• PROMPT: Provide an exact copy of the data, excluding the images.

[Stored items]
- - - - -

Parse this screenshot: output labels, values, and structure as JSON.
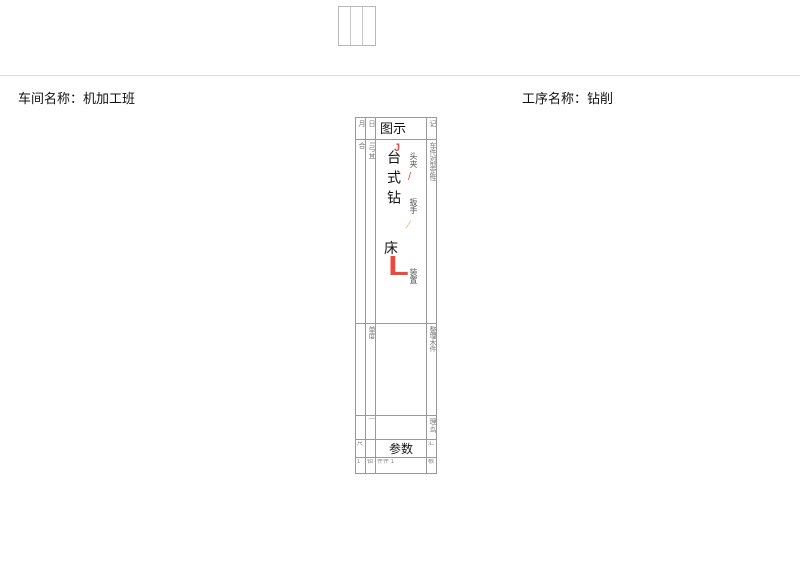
{
  "header": {
    "workshop_label": "车间名称：",
    "workshop_value": "机加工班",
    "process_label": "工序名称：",
    "process_value": "钻削"
  },
  "table": {
    "head": {
      "a": "月",
      "b": "日",
      "c": "图示",
      "d": "记"
    },
    "diagram": {
      "jtag": "J",
      "drill": "台式钻",
      "bed": "床",
      "L": "L",
      "tou": "头夹",
      "ban": "扳手",
      "zhz": "装置"
    },
    "param_label": "参数",
    "narrow": {
      "body_a": "合",
      "body_b": "I 弓 其",
      "body_d": "车件对型定性",
      "mid_b": "单度",
      "mid_d": "整埋木件",
      "slim_b": "|",
      "slim_d": "理·鸟",
      "par_a": "尺",
      "par_d": "汇",
      "num_a": "1",
      "num_b": "钼",
      "num_c": "件件 1",
      "num_d": "根"
    }
  },
  "style": {
    "accent": "#e74c3c",
    "warn": "#ecb24c",
    "border": "#999999",
    "light_border": "#d9d9d9"
  }
}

- - - - -

• COMPLETE RESPONSE:
Parse this screenshot: output labels, values, and structure as JSON.
{
  "header": {
    "workshop_label": "车间名称：",
    "workshop_value": "机加工班",
    "process_label": "工序名称：",
    "process_value": "钻削"
  },
  "table": {
    "head": {
      "a": "月",
      "b": "日",
      "c": "图示",
      "d": "记"
    },
    "diagram": {
      "jtag": "J",
      "drill": "台式钻",
      "bed": "床",
      "L": "L",
      "tou": "头夹",
      "ban": "扳手",
      "zhz": "装置"
    },
    "param_label": "参数",
    "narrow": {
      "body_a": "合",
      "body_b": "I 弓 其",
      "body_d": "车件对型定性",
      "mid_b": "单度",
      "mid_d": "整埋木件",
      "slim_b": "|",
      "slim_d": "理·鸟",
      "par_a": "尺",
      "par_d": "汇",
      "num_a": "1",
      "num_b": "钼",
      "num_c": "件件 1",
      "num_d": "根"
    }
  },
  "style": {
    "accent": "#e74c3c",
    "warn": "#ecb24c",
    "border": "#999999",
    "light_border": "#d9d9d9"
  }
}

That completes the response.